+++ Input for this task

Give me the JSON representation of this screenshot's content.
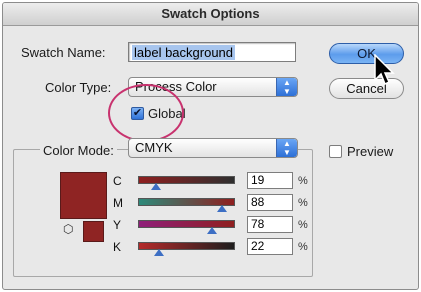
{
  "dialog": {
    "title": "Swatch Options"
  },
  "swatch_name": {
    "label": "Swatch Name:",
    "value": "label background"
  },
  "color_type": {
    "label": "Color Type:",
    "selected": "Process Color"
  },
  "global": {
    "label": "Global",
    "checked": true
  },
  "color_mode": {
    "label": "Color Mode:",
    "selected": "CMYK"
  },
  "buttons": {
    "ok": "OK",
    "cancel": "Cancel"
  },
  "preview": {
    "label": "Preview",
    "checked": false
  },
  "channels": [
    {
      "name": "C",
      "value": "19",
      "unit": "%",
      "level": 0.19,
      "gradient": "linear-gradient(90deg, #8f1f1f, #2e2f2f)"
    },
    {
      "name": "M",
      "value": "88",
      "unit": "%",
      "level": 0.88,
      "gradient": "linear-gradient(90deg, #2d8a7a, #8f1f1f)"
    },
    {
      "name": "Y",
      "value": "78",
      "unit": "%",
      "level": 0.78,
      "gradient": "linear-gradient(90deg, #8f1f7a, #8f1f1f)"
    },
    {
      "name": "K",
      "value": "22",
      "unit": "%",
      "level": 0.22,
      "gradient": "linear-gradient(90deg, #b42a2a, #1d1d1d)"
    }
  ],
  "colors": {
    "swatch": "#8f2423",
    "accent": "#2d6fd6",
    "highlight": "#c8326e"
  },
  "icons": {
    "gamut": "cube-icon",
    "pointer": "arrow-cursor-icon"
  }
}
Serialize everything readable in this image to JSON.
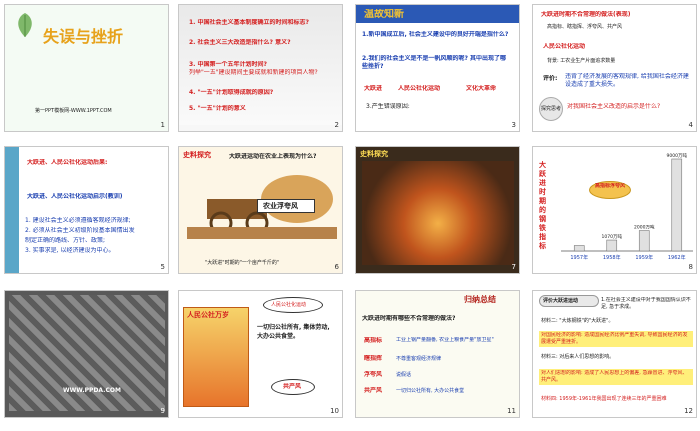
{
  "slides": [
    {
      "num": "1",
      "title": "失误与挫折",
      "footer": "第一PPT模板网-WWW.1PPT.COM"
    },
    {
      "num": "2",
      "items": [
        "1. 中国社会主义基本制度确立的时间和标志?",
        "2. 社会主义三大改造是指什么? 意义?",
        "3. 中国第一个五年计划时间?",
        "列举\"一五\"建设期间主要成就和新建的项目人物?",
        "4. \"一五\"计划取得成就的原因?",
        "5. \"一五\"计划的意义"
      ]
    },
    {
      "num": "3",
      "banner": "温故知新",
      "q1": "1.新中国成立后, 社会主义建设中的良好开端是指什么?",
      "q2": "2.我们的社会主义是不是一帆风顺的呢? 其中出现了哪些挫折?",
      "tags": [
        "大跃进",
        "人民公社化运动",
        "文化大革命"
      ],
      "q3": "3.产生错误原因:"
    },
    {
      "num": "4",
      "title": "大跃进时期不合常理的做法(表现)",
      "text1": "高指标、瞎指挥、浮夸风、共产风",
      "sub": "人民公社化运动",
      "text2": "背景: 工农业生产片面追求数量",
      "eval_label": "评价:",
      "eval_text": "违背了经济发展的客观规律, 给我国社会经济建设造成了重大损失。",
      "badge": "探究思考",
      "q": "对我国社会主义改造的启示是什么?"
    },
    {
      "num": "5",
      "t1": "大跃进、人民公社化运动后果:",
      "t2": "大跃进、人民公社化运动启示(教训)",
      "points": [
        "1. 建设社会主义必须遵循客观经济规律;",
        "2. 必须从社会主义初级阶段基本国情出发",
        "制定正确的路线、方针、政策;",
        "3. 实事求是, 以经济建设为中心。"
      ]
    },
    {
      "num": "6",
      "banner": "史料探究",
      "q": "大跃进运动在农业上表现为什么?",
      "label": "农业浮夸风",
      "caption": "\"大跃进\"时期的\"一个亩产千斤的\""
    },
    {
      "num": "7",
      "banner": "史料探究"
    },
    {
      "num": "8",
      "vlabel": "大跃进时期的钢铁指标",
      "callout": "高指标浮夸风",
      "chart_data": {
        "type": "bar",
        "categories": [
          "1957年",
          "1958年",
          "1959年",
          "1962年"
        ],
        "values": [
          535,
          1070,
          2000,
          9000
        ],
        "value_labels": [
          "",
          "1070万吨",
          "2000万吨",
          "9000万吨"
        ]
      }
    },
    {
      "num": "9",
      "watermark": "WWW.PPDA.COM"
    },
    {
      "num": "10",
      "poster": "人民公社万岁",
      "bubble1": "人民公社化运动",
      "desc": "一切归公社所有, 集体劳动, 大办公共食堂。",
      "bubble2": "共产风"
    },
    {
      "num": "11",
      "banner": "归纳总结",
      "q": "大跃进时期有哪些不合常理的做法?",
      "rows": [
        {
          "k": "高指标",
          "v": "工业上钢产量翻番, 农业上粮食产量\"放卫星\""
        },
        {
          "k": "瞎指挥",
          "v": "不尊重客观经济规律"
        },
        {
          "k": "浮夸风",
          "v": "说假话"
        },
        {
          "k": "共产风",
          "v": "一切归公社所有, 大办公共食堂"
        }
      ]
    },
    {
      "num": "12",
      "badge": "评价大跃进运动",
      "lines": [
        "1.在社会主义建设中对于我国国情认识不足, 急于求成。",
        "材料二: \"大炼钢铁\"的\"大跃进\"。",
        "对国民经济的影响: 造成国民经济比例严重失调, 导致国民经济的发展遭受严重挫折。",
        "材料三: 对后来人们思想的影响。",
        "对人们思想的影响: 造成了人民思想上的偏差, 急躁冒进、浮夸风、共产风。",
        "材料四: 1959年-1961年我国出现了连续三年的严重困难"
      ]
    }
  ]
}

++++++

### What is needed:
Omit every image. Quote each record exactly.

### Answer below:
Give me the JSON representation of this screenshot's content.
{
  "dialog": {
    "title": "Swatch Options"
  },
  "swatch_name": {
    "label": "Swatch Name:",
    "value": "label background"
  },
  "color_type": {
    "label": "Color Type:",
    "selected": "Process Color"
  },
  "global": {
    "label": "Global",
    "checked": true
  },
  "color_mode": {
    "label": "Color Mode:",
    "selected": "CMYK"
  },
  "buttons": {
    "ok": "OK",
    "cancel": "Cancel"
  },
  "preview": {
    "label": "Preview",
    "checked": false
  },
  "channels": [
    {
      "name": "C",
      "value": "19",
      "unit": "%",
      "level": 0.19,
      "gradient": "linear-gradient(90deg, #8f1f1f, #2e2f2f)"
    },
    {
      "name": "M",
      "value": "88",
      "unit": "%",
      "level": 0.88,
      "gradient": "linear-gradient(90deg, #2d8a7a, #8f1f1f)"
    },
    {
      "name": "Y",
      "value": "78",
      "unit": "%",
      "level": 0.78,
      "gradient": "linear-gradient(90deg, #8f1f7a, #8f1f1f)"
    },
    {
      "name": "K",
      "value": "22",
      "unit": "%",
      "level": 0.22,
      "gradient": "linear-gradient(90deg, #b42a2a, #1d1d1d)"
    }
  ],
  "colors": {
    "swatch": "#8f2423",
    "accent": "#2d6fd6",
    "highlight": "#c8326e"
  },
  "icons": {
    "gamut": "cube-icon",
    "pointer": "arrow-cursor-icon"
  }
}
Serialize everything readable in this image to JSON.
{
  "slides": [
    {
      "num": "1",
      "title": "失误与挫折",
      "footer": "第一PPT模板网-WWW.1PPT.COM"
    },
    {
      "num": "2",
      "items": [
        "1. 中国社会主义基本制度确立的时间和标志?",
        "2. 社会主义三大改造是指什么? 意义?",
        "3. 中国第一个五年计划时间?",
        "列举\"一五\"建设期间主要成就和新建的项目人物?",
        "4. \"一五\"计划取得成就的原因?",
        "5. \"一五\"计划的意义"
      ]
    },
    {
      "num": "3",
      "banner": "温故知新",
      "q1": "1.新中国成立后, 社会主义建设中的良好开端是指什么?",
      "q2": "2.我们的社会主义是不是一帆风顺的呢? 其中出现了哪些挫折?",
      "tags": [
        "大跃进",
        "人民公社化运动",
        "文化大革命"
      ],
      "q3": "3.产生错误原因:"
    },
    {
      "num": "4",
      "title": "大跃进时期不合常理的做法(表现)",
      "text1": "高指标、瞎指挥、浮夸风、共产风",
      "sub": "人民公社化运动",
      "text2": "背景: 工农业生产片面追求数量",
      "eval_label": "评价:",
      "eval_text": "违背了经济发展的客观规律, 给我国社会经济建设造成了重大损失。",
      "badge": "探究思考",
      "q": "对我国社会主义改造的启示是什么?"
    },
    {
      "num": "5",
      "t1": "大跃进、人民公社化运动后果:",
      "t2": "大跃进、人民公社化运动启示(教训)",
      "points": [
        "1. 建设社会主义必须遵循客观经济规律;",
        "2. 必须从社会主义初级阶段基本国情出发",
        "制定正确的路线、方针、政策;",
        "3. 实事求是, 以经济建设为中心。"
      ]
    },
    {
      "num": "6",
      "banner": "史料探究",
      "q": "大跃进运动在农业上表现为什么?",
      "label": "农业浮夸风",
      "caption": "\"大跃进\"时期的\"一个亩产千斤的\""
    },
    {
      "num": "7",
      "banner": "史料探究"
    },
    {
      "num": "8",
      "vlabel": "大跃进时期的钢铁指标",
      "callout": "高指标浮夸风",
      "chart_data": {
        "type": "bar",
        "categories": [
          "1957年",
          "1958年",
          "1959年",
          "1962年"
        ],
        "values": [
          535,
          1070,
          2000,
          9000
        ],
        "value_labels": [
          "",
          "1070万吨",
          "2000万吨",
          "9000万吨"
        ]
      }
    },
    {
      "num": "9",
      "watermark": "WWW.PPDA.COM"
    },
    {
      "num": "10",
      "poster": "人民公社万岁",
      "bubble1": "人民公社化运动",
      "desc": "一切归公社所有, 集体劳动, 大办公共食堂。",
      "bubble2": "共产风"
    },
    {
      "num": "11",
      "banner": "归纳总结",
      "q": "大跃进时期有哪些不合常理的做法?",
      "rows": [
        {
          "k": "高指标",
          "v": "工业上钢产量翻番, 农业上粮食产量\"放卫星\""
        },
        {
          "k": "瞎指挥",
          "v": "不尊重客观经济规律"
        },
        {
          "k": "浮夸风",
          "v": "说假话"
        },
        {
          "k": "共产风",
          "v": "一切归公社所有, 大办公共食堂"
        }
      ]
    },
    {
      "num": "12",
      "badge": "评价大跃进运动",
      "lines": [
        "1.在社会主义建设中对于我国国情认识不足, 急于求成。",
        "材料二: \"大炼钢铁\"的\"大跃进\"。",
        "对国民经济的影响: 造成国民经济比例严重失调, 导致国民经济的发展遭受严重挫折。",
        "材料三: 对后来人们思想的影响。",
        "对人们思想的影响: 造成了人民思想上的偏差, 急躁冒进、浮夸风、共产风。",
        "材料四: 1959年-1961年我国出现了连续三年的严重困难"
      ]
    }
  ]
}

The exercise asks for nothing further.